*What you need to do*
1 – Using the article about Miles Elementary School, explain what has increased classroom success for the school's teachers and students.
2 – Extend the article about Miles Elementary School with a few more sentences that follow on from its final paragraph.

AUGUST 2019 \\ MILES ELEMENTARY SCHOOL in ERLANGER-ELSMERE
Vivid facts about an unusual predator capture a classroom of first graders in Northern Kentucky.
Together, students read about the Humboldt squid — most common in the Pacific currents off South America, Mexico and California. The giant squid darts through the sea with long tentacles and hunts with sharp teeth inside a powerful beak. For the class, the description is an attention grabber.
The imagery suits a lesson about finding attributes in a text to differentiate between similar animals. The activity also lets students practice their ability as writers to describe examples and share evidence to support a main point. All of the skills are basics in Kentucky’s academic standards for reading and writing.
Preparing more students to reach academic goals has been a years-long priority for teachers and administrators at Miles Elementary. Deep learning about social-emotional issues, the effects of adverse childhood experiences, and self-awareness skills have increased classroom success for teachers and students.

*Source material*
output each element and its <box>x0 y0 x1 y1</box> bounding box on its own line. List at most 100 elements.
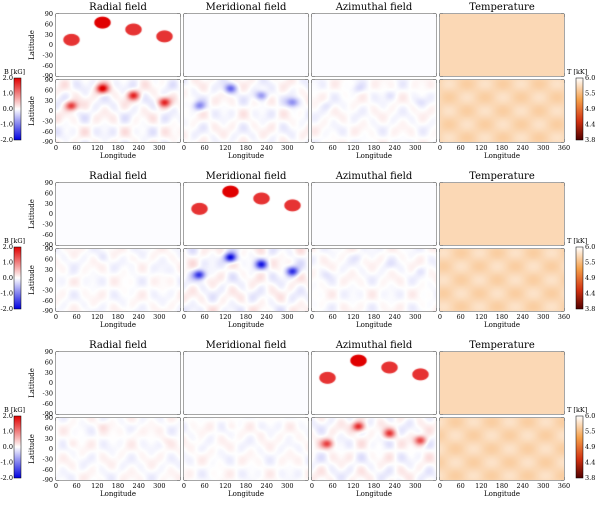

*Answers for the exercise*
1 – Classroom success at Miles Elementary has increased through deep learning about social-emotional issues, the effects of adverse childhood experiences, and self-awareness skills. This learning supports the school's years-long priority of preparing more students to reach academic goals.

2 –
Family stresses and outside difficulties can overwhelm students. Before the shift by the school and district, adverse external forces were taking a growing toll on learning. Teachers were often at a loss to know how to respond when students unexpectedly lost control of their emotions and behaviors.
Miles instructional coach Tiffany Gruen said that after years of study, teachers and students found promising routes “to get back into a zone of learning.”
FOURTH GRADERS WORK on a review assignment after a science lesson at Miles Elementary in Elsmere.
The effort has involved a research across connected fields: The importance of social and emotional skills in engaging and succeeding in school; ways that trauma and stress from crisis situations — from abuse to financial peril — impede learning; and the development of personal strengths to cope with everyday challenges.
“We’ve been given permission to meet the needs of the child first, and we believe that if we do that well, achievement will improve,” Gruen said.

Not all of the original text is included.